__Task inputs__:

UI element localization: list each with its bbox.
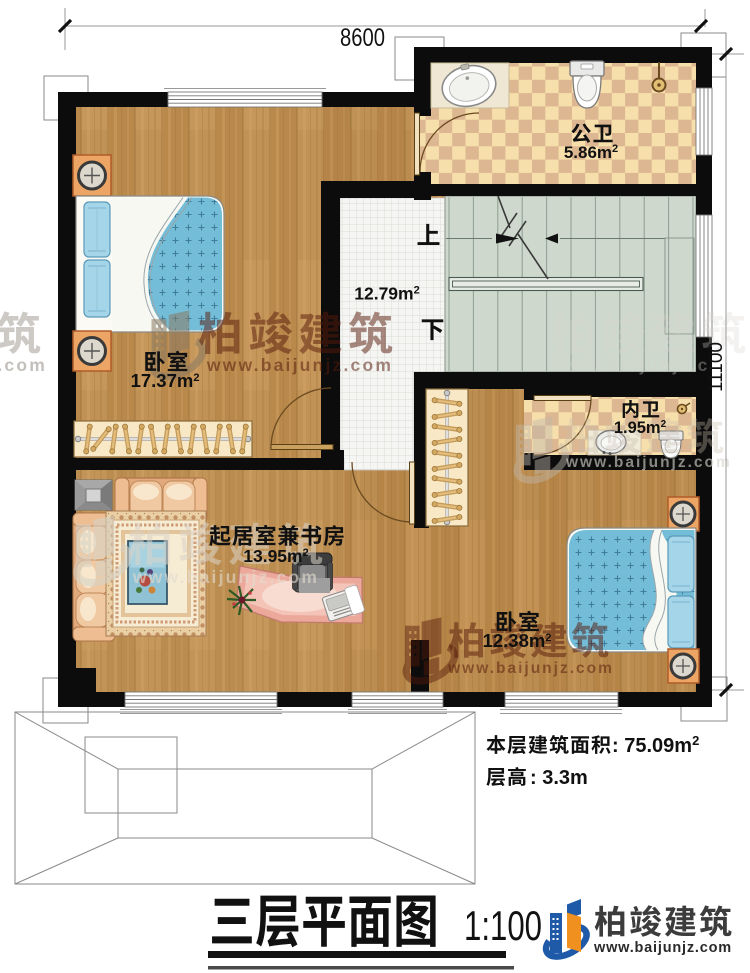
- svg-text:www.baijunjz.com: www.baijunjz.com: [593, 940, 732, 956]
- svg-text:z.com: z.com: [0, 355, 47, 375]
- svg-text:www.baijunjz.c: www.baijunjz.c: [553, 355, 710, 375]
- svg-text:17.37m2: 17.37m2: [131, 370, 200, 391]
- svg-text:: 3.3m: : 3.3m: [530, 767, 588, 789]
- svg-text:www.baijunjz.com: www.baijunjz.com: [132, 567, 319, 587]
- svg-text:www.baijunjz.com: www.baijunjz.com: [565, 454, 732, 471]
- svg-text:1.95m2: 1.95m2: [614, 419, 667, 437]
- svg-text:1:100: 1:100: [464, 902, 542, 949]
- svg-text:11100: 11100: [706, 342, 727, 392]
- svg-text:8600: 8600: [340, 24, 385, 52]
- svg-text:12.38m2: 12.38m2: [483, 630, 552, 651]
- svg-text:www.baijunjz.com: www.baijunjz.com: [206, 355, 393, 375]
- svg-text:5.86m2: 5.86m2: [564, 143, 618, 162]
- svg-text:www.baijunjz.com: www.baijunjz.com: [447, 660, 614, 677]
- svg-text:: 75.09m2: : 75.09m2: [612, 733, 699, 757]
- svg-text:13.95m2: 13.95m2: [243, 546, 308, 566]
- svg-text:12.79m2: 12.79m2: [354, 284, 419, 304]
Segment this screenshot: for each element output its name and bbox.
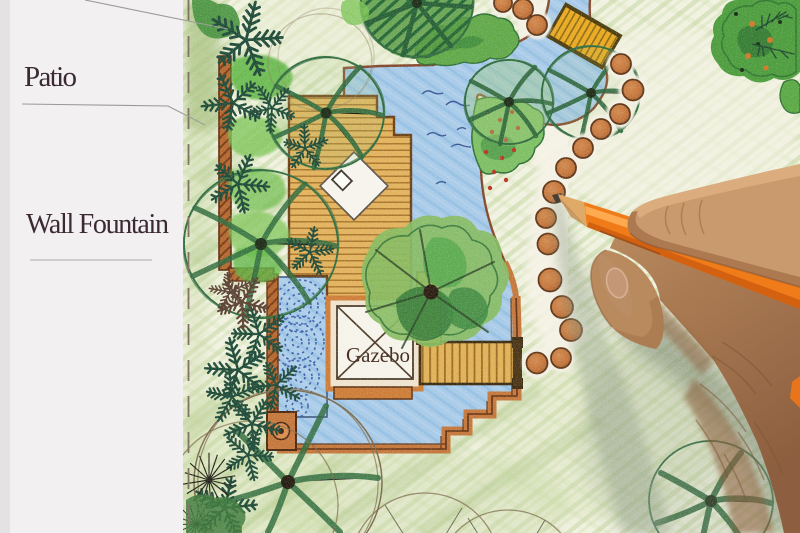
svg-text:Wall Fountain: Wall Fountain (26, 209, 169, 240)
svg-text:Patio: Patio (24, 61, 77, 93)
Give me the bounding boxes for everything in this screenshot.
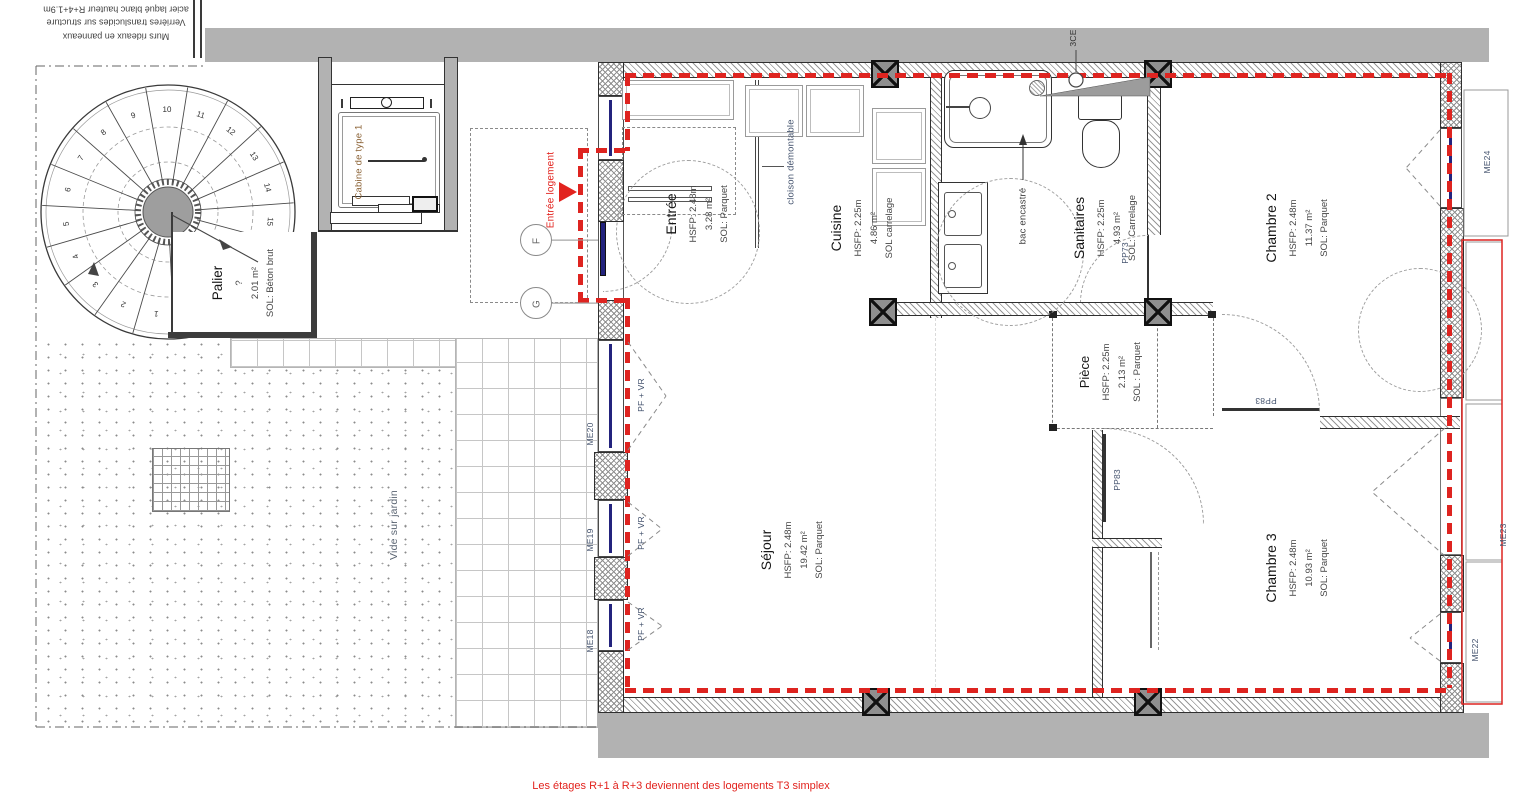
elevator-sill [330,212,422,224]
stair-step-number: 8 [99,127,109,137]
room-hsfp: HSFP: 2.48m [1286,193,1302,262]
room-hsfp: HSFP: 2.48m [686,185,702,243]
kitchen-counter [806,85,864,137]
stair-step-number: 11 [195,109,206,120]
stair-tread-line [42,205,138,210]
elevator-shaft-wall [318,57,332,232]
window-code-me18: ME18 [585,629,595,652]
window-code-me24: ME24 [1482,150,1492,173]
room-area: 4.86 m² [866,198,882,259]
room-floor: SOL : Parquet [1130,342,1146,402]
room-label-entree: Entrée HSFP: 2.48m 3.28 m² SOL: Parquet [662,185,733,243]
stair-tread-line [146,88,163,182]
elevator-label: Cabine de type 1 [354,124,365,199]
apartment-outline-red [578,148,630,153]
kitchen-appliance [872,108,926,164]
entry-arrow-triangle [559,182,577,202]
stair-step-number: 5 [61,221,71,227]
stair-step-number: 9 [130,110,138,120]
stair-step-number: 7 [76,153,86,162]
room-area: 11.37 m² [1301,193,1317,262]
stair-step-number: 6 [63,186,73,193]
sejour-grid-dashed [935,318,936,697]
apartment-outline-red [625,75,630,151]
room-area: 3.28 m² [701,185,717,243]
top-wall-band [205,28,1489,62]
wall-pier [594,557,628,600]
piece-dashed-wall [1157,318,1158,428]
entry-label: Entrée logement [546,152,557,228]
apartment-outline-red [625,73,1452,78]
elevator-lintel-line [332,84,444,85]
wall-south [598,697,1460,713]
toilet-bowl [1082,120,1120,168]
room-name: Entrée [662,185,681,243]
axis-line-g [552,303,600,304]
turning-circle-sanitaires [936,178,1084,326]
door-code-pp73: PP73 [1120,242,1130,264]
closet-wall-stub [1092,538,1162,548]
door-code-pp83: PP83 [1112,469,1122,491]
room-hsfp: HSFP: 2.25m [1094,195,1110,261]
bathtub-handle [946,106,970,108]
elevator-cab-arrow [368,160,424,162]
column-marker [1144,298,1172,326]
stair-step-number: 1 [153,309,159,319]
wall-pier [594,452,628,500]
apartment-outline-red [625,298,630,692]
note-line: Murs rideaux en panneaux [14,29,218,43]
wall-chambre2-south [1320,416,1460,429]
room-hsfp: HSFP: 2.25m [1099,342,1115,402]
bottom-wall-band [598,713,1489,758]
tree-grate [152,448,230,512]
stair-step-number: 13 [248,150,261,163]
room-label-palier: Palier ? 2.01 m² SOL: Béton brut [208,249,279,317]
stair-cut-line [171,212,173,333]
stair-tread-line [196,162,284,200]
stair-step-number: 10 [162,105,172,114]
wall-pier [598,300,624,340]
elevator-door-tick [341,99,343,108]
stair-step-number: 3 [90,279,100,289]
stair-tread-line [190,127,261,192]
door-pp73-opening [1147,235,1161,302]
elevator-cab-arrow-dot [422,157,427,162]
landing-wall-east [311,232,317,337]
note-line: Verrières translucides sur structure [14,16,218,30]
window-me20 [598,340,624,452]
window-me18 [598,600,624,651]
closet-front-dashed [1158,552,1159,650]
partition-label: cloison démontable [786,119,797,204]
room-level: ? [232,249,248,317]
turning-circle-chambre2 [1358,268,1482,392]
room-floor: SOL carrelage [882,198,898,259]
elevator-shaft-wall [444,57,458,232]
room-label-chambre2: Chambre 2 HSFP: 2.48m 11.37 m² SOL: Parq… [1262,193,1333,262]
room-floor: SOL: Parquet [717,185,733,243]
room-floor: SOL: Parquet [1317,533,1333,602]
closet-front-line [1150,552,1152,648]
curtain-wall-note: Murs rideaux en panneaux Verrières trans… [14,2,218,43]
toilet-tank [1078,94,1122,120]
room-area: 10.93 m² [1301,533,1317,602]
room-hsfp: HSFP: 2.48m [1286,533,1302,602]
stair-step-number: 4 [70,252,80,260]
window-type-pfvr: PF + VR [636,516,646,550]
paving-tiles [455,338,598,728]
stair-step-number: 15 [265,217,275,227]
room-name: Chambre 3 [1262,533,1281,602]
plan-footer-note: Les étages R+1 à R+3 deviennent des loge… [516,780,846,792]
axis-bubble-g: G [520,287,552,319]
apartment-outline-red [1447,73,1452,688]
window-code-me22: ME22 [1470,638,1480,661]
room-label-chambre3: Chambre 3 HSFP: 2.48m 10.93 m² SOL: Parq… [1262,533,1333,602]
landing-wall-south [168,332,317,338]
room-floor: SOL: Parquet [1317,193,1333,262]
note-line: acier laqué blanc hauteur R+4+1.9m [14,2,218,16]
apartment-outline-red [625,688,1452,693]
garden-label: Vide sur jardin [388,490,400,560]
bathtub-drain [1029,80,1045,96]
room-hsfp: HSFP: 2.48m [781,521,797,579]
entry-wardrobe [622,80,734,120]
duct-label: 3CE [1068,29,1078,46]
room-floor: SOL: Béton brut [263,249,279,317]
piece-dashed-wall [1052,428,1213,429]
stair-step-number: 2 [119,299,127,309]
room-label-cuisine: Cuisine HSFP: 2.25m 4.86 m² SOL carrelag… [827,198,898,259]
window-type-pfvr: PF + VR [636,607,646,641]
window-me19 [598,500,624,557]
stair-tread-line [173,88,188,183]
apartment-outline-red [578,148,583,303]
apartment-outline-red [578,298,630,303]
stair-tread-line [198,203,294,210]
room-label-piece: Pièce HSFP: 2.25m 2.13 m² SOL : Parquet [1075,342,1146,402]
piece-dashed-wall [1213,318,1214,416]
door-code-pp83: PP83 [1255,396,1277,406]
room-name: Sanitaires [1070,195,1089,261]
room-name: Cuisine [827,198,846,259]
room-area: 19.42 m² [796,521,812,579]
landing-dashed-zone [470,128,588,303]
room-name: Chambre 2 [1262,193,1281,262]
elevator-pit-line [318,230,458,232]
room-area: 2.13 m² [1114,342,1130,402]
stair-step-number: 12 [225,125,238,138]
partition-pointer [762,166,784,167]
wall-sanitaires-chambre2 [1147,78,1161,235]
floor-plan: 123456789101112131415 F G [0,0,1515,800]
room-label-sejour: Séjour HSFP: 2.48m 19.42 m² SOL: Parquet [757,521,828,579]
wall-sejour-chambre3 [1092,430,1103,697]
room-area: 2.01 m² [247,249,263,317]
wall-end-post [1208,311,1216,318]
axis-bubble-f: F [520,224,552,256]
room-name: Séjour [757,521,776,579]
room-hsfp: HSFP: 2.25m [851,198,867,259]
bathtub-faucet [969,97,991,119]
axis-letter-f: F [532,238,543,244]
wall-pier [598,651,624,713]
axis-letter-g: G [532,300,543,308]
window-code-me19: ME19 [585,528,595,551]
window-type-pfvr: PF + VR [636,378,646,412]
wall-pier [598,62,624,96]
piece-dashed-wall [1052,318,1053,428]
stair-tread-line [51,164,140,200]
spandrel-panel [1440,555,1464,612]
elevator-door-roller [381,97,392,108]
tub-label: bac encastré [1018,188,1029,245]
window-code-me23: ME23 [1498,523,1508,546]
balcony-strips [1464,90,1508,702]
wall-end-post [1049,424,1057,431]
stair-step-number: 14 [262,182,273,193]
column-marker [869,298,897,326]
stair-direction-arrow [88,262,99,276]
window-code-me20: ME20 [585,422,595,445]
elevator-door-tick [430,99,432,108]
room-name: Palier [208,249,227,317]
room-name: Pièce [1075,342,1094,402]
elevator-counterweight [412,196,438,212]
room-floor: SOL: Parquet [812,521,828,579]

...

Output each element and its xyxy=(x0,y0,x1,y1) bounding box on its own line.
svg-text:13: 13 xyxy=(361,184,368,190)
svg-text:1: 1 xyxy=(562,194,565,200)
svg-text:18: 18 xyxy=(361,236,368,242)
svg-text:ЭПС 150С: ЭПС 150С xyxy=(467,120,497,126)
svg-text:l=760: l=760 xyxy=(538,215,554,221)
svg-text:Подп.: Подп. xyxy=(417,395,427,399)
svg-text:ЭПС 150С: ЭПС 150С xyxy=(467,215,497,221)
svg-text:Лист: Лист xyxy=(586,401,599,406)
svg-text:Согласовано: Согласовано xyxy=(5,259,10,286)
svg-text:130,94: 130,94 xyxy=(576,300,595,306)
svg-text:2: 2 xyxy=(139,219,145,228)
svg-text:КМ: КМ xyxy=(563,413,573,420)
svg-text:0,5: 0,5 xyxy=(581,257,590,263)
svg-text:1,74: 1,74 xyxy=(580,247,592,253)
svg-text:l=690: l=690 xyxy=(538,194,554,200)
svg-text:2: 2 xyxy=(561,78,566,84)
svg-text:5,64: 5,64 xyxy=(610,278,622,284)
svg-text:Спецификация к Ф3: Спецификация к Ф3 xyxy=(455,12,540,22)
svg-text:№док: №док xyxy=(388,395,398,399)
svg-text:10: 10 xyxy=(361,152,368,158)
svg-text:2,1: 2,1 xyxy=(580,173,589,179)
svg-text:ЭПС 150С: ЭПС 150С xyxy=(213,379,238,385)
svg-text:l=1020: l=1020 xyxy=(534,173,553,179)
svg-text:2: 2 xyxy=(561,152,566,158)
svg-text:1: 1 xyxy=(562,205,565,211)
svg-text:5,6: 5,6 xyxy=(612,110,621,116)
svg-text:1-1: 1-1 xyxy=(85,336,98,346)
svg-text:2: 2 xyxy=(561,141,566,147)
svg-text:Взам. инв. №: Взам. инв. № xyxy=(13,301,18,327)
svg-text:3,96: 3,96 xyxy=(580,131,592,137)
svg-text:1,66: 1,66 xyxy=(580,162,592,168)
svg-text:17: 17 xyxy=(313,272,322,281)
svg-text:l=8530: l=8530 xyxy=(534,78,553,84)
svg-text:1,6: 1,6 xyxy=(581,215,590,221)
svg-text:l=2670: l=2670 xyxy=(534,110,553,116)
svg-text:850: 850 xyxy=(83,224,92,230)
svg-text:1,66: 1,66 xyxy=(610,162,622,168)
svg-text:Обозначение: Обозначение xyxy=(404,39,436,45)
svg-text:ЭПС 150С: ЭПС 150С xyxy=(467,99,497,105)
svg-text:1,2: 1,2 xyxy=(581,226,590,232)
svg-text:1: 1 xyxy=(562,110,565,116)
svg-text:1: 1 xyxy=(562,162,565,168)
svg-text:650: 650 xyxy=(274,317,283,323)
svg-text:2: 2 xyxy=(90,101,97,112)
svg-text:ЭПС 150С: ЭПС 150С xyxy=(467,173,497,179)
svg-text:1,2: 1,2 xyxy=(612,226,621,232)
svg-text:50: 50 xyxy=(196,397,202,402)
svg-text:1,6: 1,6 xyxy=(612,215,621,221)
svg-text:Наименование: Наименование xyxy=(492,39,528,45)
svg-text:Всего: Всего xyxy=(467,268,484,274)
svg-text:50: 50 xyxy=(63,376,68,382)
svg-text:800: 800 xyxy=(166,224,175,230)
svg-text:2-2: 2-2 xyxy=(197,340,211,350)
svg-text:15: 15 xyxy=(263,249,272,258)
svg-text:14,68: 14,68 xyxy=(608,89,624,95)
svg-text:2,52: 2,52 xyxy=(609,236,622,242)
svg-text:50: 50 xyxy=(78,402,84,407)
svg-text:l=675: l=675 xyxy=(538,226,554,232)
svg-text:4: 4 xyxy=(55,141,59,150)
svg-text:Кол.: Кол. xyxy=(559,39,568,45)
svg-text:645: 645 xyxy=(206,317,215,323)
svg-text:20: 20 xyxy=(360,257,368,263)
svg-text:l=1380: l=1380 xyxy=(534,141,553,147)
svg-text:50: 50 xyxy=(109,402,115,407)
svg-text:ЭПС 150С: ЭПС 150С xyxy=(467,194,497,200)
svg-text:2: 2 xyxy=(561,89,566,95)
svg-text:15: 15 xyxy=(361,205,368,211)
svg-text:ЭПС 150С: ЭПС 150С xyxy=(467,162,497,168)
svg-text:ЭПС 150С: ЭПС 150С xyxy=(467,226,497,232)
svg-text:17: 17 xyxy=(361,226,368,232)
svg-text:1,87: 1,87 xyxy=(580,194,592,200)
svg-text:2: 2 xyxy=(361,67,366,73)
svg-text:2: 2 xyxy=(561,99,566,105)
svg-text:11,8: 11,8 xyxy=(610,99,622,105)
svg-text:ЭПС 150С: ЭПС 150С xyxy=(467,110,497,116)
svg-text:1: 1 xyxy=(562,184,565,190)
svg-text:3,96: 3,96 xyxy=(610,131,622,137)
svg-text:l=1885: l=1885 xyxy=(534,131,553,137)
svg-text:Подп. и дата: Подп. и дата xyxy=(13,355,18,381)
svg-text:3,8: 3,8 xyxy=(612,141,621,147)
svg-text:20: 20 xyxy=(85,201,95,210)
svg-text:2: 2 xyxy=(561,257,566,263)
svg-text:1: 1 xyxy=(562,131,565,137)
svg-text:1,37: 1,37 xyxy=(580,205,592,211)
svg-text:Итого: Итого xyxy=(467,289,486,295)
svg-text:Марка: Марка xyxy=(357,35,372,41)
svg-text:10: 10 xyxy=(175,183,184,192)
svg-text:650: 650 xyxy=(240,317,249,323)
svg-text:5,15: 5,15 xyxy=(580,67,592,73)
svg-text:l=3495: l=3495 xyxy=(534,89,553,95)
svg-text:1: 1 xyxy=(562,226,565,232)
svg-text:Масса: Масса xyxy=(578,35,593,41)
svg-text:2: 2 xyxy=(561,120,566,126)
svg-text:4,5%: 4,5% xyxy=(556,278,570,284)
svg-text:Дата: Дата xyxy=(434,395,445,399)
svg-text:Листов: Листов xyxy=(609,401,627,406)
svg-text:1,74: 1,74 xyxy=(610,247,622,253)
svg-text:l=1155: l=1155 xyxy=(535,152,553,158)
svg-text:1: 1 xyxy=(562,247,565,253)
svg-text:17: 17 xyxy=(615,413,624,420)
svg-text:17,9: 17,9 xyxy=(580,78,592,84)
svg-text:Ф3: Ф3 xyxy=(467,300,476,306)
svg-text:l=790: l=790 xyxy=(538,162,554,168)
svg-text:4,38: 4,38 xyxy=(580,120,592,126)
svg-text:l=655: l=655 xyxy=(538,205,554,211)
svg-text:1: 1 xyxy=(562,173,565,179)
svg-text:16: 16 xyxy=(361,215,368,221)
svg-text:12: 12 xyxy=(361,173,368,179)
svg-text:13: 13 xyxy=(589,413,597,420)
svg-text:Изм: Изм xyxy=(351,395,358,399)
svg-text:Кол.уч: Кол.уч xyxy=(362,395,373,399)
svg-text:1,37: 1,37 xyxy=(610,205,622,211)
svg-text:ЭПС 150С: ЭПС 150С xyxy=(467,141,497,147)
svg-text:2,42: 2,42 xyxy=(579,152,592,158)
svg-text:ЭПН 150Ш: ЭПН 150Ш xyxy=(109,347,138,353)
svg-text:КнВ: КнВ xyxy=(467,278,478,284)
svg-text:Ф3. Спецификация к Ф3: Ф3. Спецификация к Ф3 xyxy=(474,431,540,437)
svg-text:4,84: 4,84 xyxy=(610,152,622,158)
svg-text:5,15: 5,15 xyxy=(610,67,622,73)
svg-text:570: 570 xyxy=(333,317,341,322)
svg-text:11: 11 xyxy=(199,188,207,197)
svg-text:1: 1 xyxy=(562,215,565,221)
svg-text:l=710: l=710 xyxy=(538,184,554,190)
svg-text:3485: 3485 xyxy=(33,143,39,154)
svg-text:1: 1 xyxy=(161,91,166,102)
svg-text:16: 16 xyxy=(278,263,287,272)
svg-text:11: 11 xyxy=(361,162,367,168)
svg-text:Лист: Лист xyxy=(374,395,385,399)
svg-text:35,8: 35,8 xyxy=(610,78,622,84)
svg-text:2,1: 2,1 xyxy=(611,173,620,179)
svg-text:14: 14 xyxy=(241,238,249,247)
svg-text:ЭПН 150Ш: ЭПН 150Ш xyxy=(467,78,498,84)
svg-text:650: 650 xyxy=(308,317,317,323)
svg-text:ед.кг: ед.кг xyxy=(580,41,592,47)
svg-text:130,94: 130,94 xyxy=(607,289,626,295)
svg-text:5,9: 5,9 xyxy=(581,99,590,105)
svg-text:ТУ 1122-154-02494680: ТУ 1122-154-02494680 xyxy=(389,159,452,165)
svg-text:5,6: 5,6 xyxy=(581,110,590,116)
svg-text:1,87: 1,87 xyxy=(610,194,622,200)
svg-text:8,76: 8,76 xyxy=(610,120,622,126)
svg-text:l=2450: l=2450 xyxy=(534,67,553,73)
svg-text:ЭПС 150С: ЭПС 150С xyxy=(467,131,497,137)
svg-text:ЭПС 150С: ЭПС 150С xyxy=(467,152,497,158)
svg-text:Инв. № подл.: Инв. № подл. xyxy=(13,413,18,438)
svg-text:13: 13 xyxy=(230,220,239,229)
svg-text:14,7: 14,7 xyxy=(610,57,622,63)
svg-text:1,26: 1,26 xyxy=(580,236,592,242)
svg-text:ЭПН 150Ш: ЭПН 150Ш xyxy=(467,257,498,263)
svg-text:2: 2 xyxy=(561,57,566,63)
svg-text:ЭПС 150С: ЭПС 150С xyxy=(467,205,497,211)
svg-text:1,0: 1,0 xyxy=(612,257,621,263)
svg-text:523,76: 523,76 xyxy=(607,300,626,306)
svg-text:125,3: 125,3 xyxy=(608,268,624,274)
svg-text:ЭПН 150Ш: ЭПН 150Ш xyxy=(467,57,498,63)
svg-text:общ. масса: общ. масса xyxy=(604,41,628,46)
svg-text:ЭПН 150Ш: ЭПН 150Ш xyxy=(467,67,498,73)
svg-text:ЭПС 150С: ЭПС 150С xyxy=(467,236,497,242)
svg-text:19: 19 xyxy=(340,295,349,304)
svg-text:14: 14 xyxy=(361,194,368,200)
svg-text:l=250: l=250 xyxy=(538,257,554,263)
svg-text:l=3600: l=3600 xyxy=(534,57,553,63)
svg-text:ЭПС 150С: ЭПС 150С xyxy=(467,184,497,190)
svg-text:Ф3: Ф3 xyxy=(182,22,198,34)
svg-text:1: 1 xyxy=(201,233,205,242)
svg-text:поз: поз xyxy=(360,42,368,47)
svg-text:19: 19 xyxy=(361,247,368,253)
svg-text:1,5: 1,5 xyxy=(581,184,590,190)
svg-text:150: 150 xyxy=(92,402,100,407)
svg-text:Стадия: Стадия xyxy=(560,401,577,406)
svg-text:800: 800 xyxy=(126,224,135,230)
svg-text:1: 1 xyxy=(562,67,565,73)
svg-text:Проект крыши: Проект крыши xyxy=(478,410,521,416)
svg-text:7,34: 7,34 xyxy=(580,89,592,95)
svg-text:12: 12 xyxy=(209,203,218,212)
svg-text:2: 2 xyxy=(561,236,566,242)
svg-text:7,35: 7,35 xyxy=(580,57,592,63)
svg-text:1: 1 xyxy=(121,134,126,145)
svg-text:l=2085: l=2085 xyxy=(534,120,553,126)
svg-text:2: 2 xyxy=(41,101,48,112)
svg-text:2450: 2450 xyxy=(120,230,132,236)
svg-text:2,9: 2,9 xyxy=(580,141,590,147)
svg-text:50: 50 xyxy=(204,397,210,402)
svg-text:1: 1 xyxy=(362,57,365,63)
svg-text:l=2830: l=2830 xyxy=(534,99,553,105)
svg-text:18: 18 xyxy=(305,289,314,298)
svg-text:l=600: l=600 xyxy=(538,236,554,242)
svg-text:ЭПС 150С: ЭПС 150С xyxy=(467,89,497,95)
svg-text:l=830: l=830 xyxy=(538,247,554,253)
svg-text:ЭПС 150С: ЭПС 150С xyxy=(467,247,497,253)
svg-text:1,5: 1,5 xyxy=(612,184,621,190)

__Exercise requirements__:
Copy everything from the line containing "Output each element" down to the line containing "svg-text:1: 1 xyxy=(562,162,565,168)", switching "bounding box" to "bounding rectangle" and leaving all else unchanged.

__Result below__:
Output each element and its xyxy=(x0,y0,x1,y1) bounding rectangle on its own line.
svg-text:13: 13 xyxy=(361,184,368,190)
svg-text:1: 1 xyxy=(562,194,565,200)
svg-text:18: 18 xyxy=(361,236,368,242)
svg-text:ЭПС 150С: ЭПС 150С xyxy=(467,120,497,126)
svg-text:l=760: l=760 xyxy=(538,215,554,221)
svg-text:Подп.: Подп. xyxy=(417,395,427,399)
svg-text:ЭПС 150С: ЭПС 150С xyxy=(467,215,497,221)
svg-text:Лист: Лист xyxy=(586,401,599,406)
svg-text:Согласовано: Согласовано xyxy=(5,259,10,286)
svg-text:130,94: 130,94 xyxy=(576,300,595,306)
svg-text:2: 2 xyxy=(139,219,145,228)
svg-text:КМ: КМ xyxy=(563,413,573,420)
svg-text:0,5: 0,5 xyxy=(581,257,590,263)
svg-text:1,74: 1,74 xyxy=(580,247,592,253)
svg-text:l=690: l=690 xyxy=(538,194,554,200)
svg-text:2: 2 xyxy=(561,78,566,84)
svg-text:5,64: 5,64 xyxy=(610,278,622,284)
svg-text:Спецификация к Ф3: Спецификация к Ф3 xyxy=(455,12,540,22)
svg-text:№док: №док xyxy=(388,395,398,399)
svg-text:10: 10 xyxy=(361,152,368,158)
svg-text:2,1: 2,1 xyxy=(580,173,589,179)
svg-text:ЭПС 150С: ЭПС 150С xyxy=(213,379,238,385)
svg-text:l=1020: l=1020 xyxy=(534,173,553,179)
svg-text:2: 2 xyxy=(561,152,566,158)
svg-text:1: 1 xyxy=(562,205,565,211)
svg-text:5,6: 5,6 xyxy=(612,110,621,116)
svg-text:1-1: 1-1 xyxy=(85,336,98,346)
svg-text:2: 2 xyxy=(561,141,566,147)
svg-text:Взам. инв. №: Взам. инв. № xyxy=(13,301,18,327)
svg-text:3,96: 3,96 xyxy=(580,131,592,137)
svg-text:1,66: 1,66 xyxy=(580,162,592,168)
svg-text:17: 17 xyxy=(313,272,322,281)
svg-text:l=8530: l=8530 xyxy=(534,78,553,84)
svg-text:1,6: 1,6 xyxy=(581,215,590,221)
svg-text:l=2670: l=2670 xyxy=(534,110,553,116)
svg-text:850: 850 xyxy=(83,224,92,230)
svg-text:1,66: 1,66 xyxy=(610,162,622,168)
svg-text:Обозначение: Обозначение xyxy=(404,39,436,45)
svg-text:ЭПС 150С: ЭПС 150С xyxy=(467,99,497,105)
svg-text:1,2: 1,2 xyxy=(581,226,590,232)
svg-text:1: 1 xyxy=(562,110,565,116)
svg-text:1: 1 xyxy=(562,162,565,168)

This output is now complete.